:: WRITTEN INSTRUCTION ::
In the copy, include every entry exactly but none of the images.

Rows from a figure dataset:
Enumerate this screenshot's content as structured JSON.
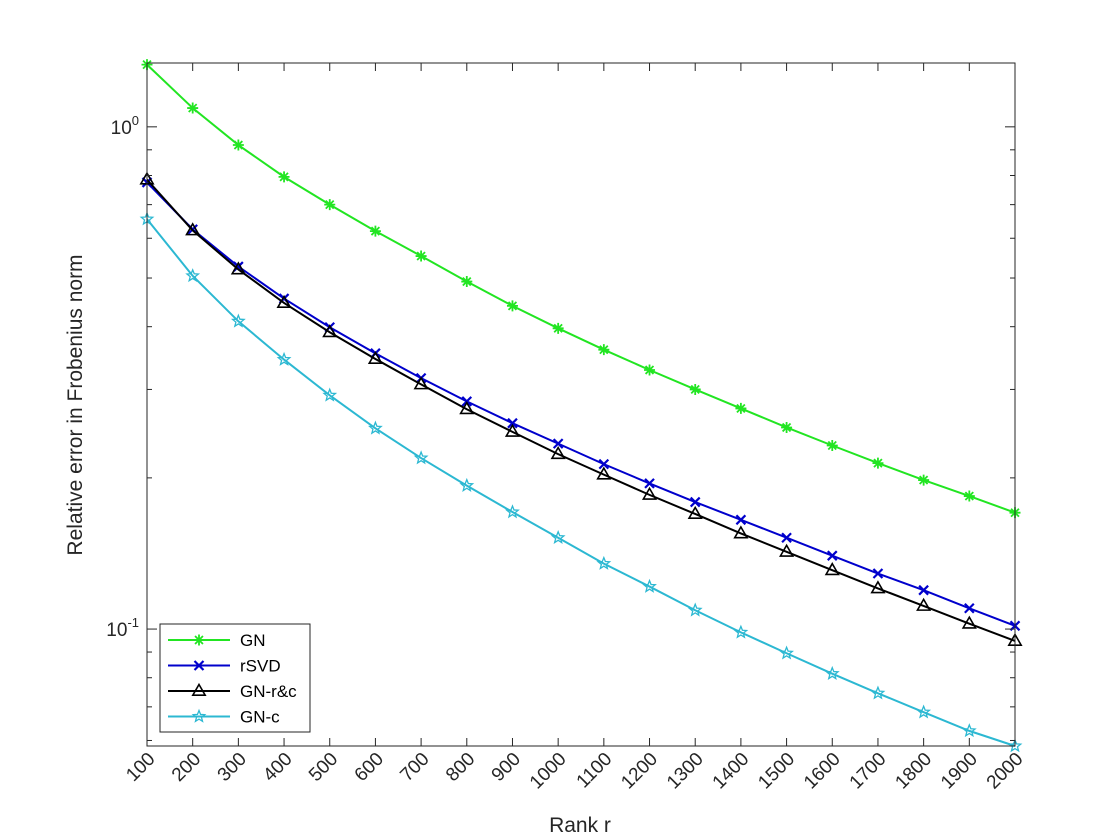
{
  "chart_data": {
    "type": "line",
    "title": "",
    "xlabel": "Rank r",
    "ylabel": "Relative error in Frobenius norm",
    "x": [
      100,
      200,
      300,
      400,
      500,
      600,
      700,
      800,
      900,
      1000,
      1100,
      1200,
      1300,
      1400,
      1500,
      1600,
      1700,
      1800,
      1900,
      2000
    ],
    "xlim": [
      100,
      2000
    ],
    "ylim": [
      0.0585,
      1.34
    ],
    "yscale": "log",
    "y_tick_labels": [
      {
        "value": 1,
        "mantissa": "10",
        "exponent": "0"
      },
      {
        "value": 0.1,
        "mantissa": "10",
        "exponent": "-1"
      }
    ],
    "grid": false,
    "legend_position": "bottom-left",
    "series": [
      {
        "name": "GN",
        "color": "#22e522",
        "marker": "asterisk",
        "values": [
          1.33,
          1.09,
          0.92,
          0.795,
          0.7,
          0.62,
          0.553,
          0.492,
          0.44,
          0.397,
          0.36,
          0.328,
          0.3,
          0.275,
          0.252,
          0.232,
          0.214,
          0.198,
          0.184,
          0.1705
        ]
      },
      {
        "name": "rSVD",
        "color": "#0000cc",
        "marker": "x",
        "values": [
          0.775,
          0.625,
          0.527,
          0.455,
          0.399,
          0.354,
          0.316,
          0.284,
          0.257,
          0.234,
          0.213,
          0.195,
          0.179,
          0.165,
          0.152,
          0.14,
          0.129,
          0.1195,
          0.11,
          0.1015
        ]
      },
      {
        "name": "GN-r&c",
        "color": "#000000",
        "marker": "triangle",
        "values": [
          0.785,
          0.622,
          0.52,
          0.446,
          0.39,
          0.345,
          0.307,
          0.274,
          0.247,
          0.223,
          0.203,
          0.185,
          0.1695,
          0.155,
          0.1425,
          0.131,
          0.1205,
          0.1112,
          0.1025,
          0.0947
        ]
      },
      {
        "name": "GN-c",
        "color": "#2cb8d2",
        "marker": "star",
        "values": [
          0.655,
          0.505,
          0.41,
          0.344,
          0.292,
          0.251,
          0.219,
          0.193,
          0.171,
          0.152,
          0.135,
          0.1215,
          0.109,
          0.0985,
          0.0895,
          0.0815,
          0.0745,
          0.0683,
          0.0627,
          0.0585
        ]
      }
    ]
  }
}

:: THE COMPLETED TASK ::
Enumerate this screenshot's content as structured JSON.
{
  "chart_data": {
    "type": "line",
    "title": "",
    "xlabel": "Rank r",
    "ylabel": "Relative error in Frobenius norm",
    "x": [
      100,
      200,
      300,
      400,
      500,
      600,
      700,
      800,
      900,
      1000,
      1100,
      1200,
      1300,
      1400,
      1500,
      1600,
      1700,
      1800,
      1900,
      2000
    ],
    "xlim": [
      100,
      2000
    ],
    "ylim": [
      0.0585,
      1.34
    ],
    "yscale": "log",
    "y_tick_labels": [
      {
        "value": 1,
        "mantissa": "10",
        "exponent": "0"
      },
      {
        "value": 0.1,
        "mantissa": "10",
        "exponent": "-1"
      }
    ],
    "grid": false,
    "legend_position": "bottom-left",
    "series": [
      {
        "name": "GN",
        "color": "#22e522",
        "marker": "asterisk",
        "values": [
          1.33,
          1.09,
          0.92,
          0.795,
          0.7,
          0.62,
          0.553,
          0.492,
          0.44,
          0.397,
          0.36,
          0.328,
          0.3,
          0.275,
          0.252,
          0.232,
          0.214,
          0.198,
          0.184,
          0.1705
        ]
      },
      {
        "name": "rSVD",
        "color": "#0000cc",
        "marker": "x",
        "values": [
          0.775,
          0.625,
          0.527,
          0.455,
          0.399,
          0.354,
          0.316,
          0.284,
          0.257,
          0.234,
          0.213,
          0.195,
          0.179,
          0.165,
          0.152,
          0.14,
          0.129,
          0.1195,
          0.11,
          0.1015
        ]
      },
      {
        "name": "GN-r&c",
        "color": "#000000",
        "marker": "triangle",
        "values": [
          0.785,
          0.622,
          0.52,
          0.446,
          0.39,
          0.345,
          0.307,
          0.274,
          0.247,
          0.223,
          0.203,
          0.185,
          0.1695,
          0.155,
          0.1425,
          0.131,
          0.1205,
          0.1112,
          0.1025,
          0.0947
        ]
      },
      {
        "name": "GN-c",
        "color": "#2cb8d2",
        "marker": "star",
        "values": [
          0.655,
          0.505,
          0.41,
          0.344,
          0.292,
          0.251,
          0.219,
          0.193,
          0.171,
          0.152,
          0.135,
          0.1215,
          0.109,
          0.0985,
          0.0895,
          0.0815,
          0.0745,
          0.0683,
          0.0627,
          0.0585
        ]
      }
    ]
  }
}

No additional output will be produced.